*The data*:
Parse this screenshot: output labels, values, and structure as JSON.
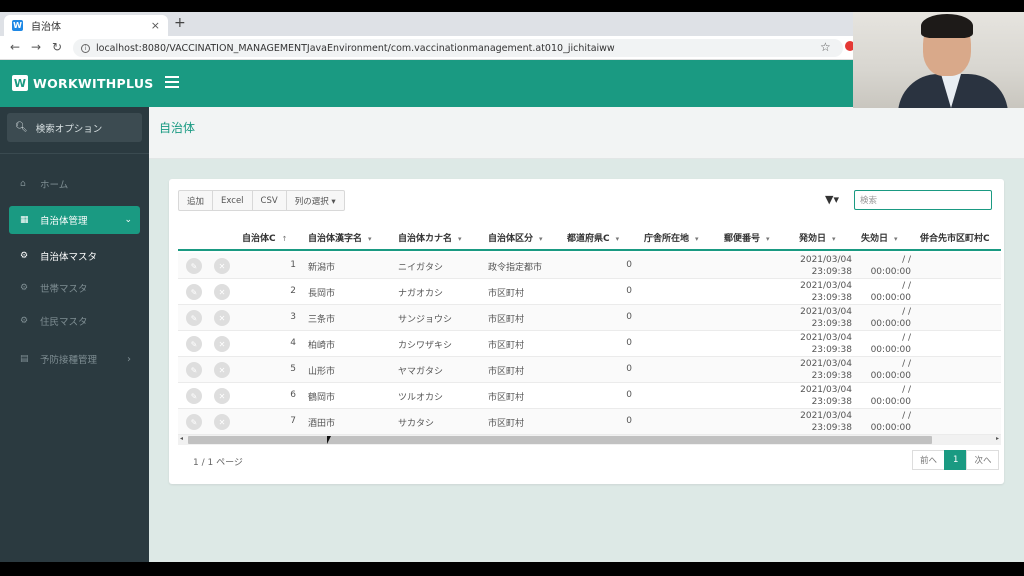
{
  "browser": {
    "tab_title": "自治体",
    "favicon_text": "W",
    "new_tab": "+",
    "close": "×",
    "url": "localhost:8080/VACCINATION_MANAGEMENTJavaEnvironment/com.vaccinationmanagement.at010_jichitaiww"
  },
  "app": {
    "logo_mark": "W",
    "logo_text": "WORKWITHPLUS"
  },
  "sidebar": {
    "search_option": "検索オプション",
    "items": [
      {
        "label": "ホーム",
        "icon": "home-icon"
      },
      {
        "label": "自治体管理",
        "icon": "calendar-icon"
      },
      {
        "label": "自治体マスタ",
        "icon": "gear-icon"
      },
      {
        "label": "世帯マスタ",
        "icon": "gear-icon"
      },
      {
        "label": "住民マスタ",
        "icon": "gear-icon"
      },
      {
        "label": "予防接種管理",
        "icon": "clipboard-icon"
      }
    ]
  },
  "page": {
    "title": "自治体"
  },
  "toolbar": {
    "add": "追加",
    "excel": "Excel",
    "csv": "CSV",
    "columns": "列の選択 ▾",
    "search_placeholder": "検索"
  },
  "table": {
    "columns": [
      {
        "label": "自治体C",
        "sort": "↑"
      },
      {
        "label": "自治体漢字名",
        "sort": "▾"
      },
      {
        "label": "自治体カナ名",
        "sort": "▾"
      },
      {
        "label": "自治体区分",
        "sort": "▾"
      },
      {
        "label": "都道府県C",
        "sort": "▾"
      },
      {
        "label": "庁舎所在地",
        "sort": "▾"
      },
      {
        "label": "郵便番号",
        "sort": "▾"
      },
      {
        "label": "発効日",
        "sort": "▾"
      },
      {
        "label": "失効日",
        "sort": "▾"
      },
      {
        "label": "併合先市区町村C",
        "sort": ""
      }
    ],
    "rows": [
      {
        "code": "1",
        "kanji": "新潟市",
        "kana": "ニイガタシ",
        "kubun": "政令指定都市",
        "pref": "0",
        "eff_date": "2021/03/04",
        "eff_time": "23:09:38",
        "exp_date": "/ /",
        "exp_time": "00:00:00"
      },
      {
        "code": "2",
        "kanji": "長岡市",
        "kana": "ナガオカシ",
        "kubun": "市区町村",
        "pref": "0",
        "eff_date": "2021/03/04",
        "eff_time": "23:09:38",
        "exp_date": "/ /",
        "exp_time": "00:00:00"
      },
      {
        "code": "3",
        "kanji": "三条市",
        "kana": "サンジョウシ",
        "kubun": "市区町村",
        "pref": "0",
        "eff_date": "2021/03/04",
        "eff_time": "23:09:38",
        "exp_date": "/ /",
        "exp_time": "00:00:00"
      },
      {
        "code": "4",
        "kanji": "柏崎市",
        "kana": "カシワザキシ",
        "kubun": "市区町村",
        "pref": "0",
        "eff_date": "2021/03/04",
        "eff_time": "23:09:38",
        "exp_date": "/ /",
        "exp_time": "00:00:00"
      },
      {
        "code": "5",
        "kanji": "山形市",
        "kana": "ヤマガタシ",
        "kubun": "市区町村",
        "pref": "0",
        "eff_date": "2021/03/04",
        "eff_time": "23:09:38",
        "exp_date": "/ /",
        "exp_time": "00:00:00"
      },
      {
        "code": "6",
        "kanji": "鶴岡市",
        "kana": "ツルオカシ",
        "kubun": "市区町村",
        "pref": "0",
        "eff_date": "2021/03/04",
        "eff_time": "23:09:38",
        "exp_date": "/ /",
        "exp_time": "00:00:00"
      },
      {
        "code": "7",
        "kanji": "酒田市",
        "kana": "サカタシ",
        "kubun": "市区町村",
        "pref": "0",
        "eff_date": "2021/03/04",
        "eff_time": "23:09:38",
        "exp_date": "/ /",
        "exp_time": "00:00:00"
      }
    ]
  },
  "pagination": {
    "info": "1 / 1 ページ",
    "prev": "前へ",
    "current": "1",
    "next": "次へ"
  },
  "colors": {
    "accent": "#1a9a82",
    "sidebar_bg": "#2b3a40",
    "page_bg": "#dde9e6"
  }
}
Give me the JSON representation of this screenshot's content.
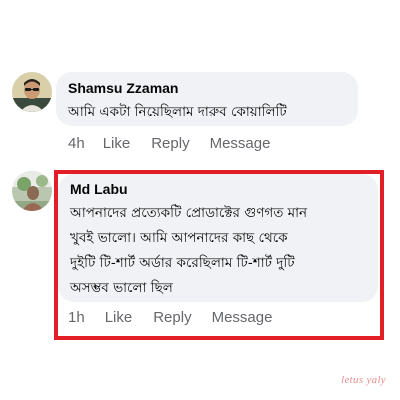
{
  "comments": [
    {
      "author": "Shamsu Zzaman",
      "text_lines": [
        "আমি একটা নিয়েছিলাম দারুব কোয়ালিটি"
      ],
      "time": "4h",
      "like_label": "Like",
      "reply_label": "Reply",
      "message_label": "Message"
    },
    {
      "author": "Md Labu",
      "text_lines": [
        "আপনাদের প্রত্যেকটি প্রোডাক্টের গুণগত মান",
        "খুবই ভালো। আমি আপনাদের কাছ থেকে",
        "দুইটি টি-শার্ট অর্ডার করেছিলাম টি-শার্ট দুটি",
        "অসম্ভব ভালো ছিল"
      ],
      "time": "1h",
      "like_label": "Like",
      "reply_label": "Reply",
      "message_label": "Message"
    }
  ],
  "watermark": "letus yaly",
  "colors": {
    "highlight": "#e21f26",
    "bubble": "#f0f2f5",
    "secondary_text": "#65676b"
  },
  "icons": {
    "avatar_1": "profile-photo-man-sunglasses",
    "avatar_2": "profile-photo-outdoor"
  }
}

*Description of the task*: From the listing above, print every entry precisely and drop the pictures.

*The response*:
Parse this screenshot: output labels, values, and structure as JSON.
{
  "browser": {
    "tab_title": "自治体",
    "favicon_text": "W",
    "new_tab": "+",
    "close": "×",
    "url": "localhost:8080/VACCINATION_MANAGEMENTJavaEnvironment/com.vaccinationmanagement.at010_jichitaiww"
  },
  "app": {
    "logo_mark": "W",
    "logo_text": "WORKWITHPLUS"
  },
  "sidebar": {
    "search_option": "検索オプション",
    "items": [
      {
        "label": "ホーム",
        "icon": "home-icon"
      },
      {
        "label": "自治体管理",
        "icon": "calendar-icon"
      },
      {
        "label": "自治体マスタ",
        "icon": "gear-icon"
      },
      {
        "label": "世帯マスタ",
        "icon": "gear-icon"
      },
      {
        "label": "住民マスタ",
        "icon": "gear-icon"
      },
      {
        "label": "予防接種管理",
        "icon": "clipboard-icon"
      }
    ]
  },
  "page": {
    "title": "自治体"
  },
  "toolbar": {
    "add": "追加",
    "excel": "Excel",
    "csv": "CSV",
    "columns": "列の選択 ▾",
    "search_placeholder": "検索"
  },
  "table": {
    "columns": [
      {
        "label": "自治体C",
        "sort": "↑"
      },
      {
        "label": "自治体漢字名",
        "sort": "▾"
      },
      {
        "label": "自治体カナ名",
        "sort": "▾"
      },
      {
        "label": "自治体区分",
        "sort": "▾"
      },
      {
        "label": "都道府県C",
        "sort": "▾"
      },
      {
        "label": "庁舎所在地",
        "sort": "▾"
      },
      {
        "label": "郵便番号",
        "sort": "▾"
      },
      {
        "label": "発効日",
        "sort": "▾"
      },
      {
        "label": "失効日",
        "sort": "▾"
      },
      {
        "label": "併合先市区町村C",
        "sort": ""
      }
    ],
    "rows": [
      {
        "code": "1",
        "kanji": "新潟市",
        "kana": "ニイガタシ",
        "kubun": "政令指定都市",
        "pref": "0",
        "eff_date": "2021/03/04",
        "eff_time": "23:09:38",
        "exp_date": "/ /",
        "exp_time": "00:00:00"
      },
      {
        "code": "2",
        "kanji": "長岡市",
        "kana": "ナガオカシ",
        "kubun": "市区町村",
        "pref": "0",
        "eff_date": "2021/03/04",
        "eff_time": "23:09:38",
        "exp_date": "/ /",
        "exp_time": "00:00:00"
      },
      {
        "code": "3",
        "kanji": "三条市",
        "kana": "サンジョウシ",
        "kubun": "市区町村",
        "pref": "0",
        "eff_date": "2021/03/04",
        "eff_time": "23:09:38",
        "exp_date": "/ /",
        "exp_time": "00:00:00"
      },
      {
        "code": "4",
        "kanji": "柏崎市",
        "kana": "カシワザキシ",
        "kubun": "市区町村",
        "pref": "0",
        "eff_date": "2021/03/04",
        "eff_time": "23:09:38",
        "exp_date": "/ /",
        "exp_time": "00:00:00"
      },
      {
        "code": "5",
        "kanji": "山形市",
        "kana": "ヤマガタシ",
        "kubun": "市区町村",
        "pref": "0",
        "eff_date": "2021/03/04",
        "eff_time": "23:09:38",
        "exp_date": "/ /",
        "exp_time": "00:00:00"
      },
      {
        "code": "6",
        "kanji": "鶴岡市",
        "kana": "ツルオカシ",
        "kubun": "市区町村",
        "pref": "0",
        "eff_date": "2021/03/04",
        "eff_time": "23:09:38",
        "exp_date": "/ /",
        "exp_time": "00:00:00"
      },
      {
        "code": "7",
        "kanji": "酒田市",
        "kana": "サカタシ",
        "kubun": "市区町村",
        "pref": "0",
        "eff_date": "2021/03/04",
        "eff_time": "23:09:38",
        "exp_date": "/ /",
        "exp_time": "00:00:00"
      }
    ]
  },
  "pagination": {
    "info": "1 / 1 ページ",
    "prev": "前へ",
    "current": "1",
    "next": "次へ"
  },
  "colors": {
    "accent": "#1a9a82",
    "sidebar_bg": "#2b3a40",
    "page_bg": "#dde9e6"
  }
}
Give me the JSON representation of this screenshot's content.
{
  "comments": [
    {
      "author": "Shamsu Zzaman",
      "text_lines": [
        "আমি একটা নিয়েছিলাম দারুব কোয়ালিটি"
      ],
      "time": "4h",
      "like_label": "Like",
      "reply_label": "Reply",
      "message_label": "Message"
    },
    {
      "author": "Md Labu",
      "text_lines": [
        "আপনাদের প্রত্যেকটি প্রোডাক্টের গুণগত মান",
        "খুবই ভালো। আমি আপনাদের কাছ থেকে",
        "দুইটি টি-শার্ট অর্ডার করেছিলাম টি-শার্ট দুটি",
        "অসম্ভব ভালো ছিল"
      ],
      "time": "1h",
      "like_label": "Like",
      "reply_label": "Reply",
      "message_label": "Message"
    }
  ],
  "watermark": "letus yaly",
  "colors": {
    "highlight": "#e21f26",
    "bubble": "#f0f2f5",
    "secondary_text": "#65676b"
  },
  "icons": {
    "avatar_1": "profile-photo-man-sunglasses",
    "avatar_2": "profile-photo-outdoor"
  }
}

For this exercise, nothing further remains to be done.